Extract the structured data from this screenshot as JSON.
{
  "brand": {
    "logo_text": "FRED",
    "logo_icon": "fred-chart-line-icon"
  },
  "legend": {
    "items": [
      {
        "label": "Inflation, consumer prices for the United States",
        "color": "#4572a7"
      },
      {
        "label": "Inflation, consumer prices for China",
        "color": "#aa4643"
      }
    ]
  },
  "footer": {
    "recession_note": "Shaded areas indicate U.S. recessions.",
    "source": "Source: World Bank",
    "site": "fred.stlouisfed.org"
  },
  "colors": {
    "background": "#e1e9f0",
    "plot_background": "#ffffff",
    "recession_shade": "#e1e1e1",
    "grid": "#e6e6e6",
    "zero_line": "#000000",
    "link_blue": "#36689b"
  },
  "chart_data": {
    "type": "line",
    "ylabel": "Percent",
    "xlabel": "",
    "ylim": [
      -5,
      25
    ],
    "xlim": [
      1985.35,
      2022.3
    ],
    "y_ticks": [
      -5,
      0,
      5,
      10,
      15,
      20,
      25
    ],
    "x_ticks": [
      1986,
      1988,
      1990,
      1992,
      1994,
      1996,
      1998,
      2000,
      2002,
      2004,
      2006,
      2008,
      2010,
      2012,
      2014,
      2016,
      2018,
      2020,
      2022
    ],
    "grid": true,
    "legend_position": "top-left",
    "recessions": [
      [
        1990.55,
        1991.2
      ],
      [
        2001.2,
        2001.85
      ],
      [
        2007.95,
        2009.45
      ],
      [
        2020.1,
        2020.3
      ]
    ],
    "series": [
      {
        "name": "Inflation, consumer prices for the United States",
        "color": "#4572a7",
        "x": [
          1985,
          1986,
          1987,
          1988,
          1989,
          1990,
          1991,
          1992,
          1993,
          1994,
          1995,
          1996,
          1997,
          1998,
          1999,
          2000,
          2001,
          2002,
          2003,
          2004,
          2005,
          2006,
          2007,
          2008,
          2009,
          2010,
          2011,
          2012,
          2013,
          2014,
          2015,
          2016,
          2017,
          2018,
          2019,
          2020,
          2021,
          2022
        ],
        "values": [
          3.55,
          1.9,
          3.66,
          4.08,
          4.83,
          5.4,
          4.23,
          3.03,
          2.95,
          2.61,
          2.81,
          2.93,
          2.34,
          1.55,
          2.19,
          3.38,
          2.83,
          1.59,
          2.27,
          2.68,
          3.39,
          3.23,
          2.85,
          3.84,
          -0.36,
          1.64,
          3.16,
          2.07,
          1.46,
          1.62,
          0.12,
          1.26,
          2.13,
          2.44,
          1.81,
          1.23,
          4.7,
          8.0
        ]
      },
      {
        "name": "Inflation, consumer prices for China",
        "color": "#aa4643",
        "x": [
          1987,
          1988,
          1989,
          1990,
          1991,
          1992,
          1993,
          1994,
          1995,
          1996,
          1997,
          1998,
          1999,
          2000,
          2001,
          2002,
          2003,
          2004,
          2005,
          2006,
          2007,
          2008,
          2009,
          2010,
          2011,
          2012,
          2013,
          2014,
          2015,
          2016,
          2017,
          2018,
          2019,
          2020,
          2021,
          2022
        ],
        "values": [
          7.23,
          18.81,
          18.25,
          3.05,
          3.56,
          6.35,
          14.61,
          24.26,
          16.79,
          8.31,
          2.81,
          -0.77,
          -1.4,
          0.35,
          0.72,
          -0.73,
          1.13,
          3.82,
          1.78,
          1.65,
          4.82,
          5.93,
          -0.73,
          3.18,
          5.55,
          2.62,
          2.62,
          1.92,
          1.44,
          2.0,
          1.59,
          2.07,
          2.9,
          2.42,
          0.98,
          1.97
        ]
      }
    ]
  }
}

+---+

→ **Your objective**
Among the lines of the listing, how many hold the string "Inflation"? Respond with only the number.

→ **The reply**
4